◆ **Task statement**: Using the post below about working an essential job during COVID-19, explain in one to three sentences why the writer ordered a Fire tablet.

◆ **Extract to read**:
We’re all stressed, overworked, exhausted, etc. I had to catch up on sleep Friday night because I was getting sick from exhaustion/stress. Starting this week, I’m becoming a client of Char’s, because laundry is just not something I want to spend my off days doing?? I want to relax and not think about “life admin” tasks that I also have to do as part of work. I want to have time for myself, not have to spend lots of time washing, drying, folding and putting up my clothes. So I became a fucking client, because fuck that shit.

I try to keep sane. The covid-19 jokes, I laugh at them, because there are some that are inside jokes — jokes that are funny if you’re on the front lines, like in grocery or something, that you’ll probably only get and laugh at because you’re stressed, tired, out of your element, and just need a fucking release. So I laugh. We laugh. Most everyone laughs. We’re all fucking tense, and the jokes/memes/puns/etc. get us through the shift, even though we know they’re not funny anymore. Because the real shit storm starts when we stop laughing.

I wanted to buy some things from IKEA for my room, but that’s on hold. I needed glasses/new contact lenses; that’s on hold. I wanted to change my legal name to Jane, officially; that’s on hold. So I’ve been buying other things I needed, but kept putting off. I intend to blog about it later, because not a lot of bloggers out there are talking about their essential jobs that have them working outside their home, and I keep feeling I need to or else I’ll go insane.

I hope you keep doing okay. I try to be at least okay these days. My Fire tablet should arrive tomorrow by 8pm — ordered so I could read, watch shit, and play games during my lunch break instead of running down my phone’s battery — and then I have Tuesday and Wednesday off.

In three weeks, my hours are fewer, but I’m not for certain whether that will stay or change. I think they’re going to start limiting how many employees are in the store at once. It’ll be interesting either way how it goes.

I’m just ready for this to be over and life to get back to normal, even though it’s all uncertain presently.

◆ **Supplied data**:
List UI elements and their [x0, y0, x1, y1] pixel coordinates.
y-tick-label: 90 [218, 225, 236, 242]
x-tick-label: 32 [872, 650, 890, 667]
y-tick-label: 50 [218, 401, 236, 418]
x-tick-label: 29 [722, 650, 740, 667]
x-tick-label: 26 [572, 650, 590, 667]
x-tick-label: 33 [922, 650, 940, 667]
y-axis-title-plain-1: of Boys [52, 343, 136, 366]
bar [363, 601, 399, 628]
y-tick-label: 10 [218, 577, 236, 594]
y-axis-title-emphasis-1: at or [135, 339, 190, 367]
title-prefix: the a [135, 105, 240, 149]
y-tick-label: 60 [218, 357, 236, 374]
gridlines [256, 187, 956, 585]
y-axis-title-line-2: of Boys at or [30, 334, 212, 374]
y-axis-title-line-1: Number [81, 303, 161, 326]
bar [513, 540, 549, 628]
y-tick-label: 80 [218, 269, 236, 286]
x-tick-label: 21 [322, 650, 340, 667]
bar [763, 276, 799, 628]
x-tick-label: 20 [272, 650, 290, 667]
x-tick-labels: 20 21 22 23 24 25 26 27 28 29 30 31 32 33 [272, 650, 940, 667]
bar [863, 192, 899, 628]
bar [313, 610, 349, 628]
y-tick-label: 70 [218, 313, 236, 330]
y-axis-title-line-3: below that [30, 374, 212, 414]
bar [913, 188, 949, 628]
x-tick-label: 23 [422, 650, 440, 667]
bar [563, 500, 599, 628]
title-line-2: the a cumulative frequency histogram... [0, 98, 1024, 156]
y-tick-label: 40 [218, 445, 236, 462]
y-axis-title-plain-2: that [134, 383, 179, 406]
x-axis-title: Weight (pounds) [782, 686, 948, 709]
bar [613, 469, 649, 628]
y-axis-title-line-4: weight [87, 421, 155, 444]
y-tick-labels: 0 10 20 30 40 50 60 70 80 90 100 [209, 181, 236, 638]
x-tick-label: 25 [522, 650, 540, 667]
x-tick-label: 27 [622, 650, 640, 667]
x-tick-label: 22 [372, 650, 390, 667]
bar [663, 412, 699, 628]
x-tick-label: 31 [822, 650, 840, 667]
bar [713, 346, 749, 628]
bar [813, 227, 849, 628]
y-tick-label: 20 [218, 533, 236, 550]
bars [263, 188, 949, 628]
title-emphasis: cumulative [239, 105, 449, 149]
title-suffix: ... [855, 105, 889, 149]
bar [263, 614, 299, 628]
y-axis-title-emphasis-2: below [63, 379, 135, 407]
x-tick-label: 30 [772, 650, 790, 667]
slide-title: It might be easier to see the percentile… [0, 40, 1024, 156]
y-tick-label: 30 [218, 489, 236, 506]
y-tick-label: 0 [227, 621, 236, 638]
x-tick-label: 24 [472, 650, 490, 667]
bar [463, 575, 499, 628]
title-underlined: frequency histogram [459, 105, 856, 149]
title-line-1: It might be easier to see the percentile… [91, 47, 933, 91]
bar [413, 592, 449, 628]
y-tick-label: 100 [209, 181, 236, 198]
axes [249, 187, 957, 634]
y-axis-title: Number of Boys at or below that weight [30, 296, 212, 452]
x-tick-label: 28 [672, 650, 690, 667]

◆ **Task output**: The writer ordered the Fire tablet to read, watch things, and play games during lunch breaks without running down the phone's battery.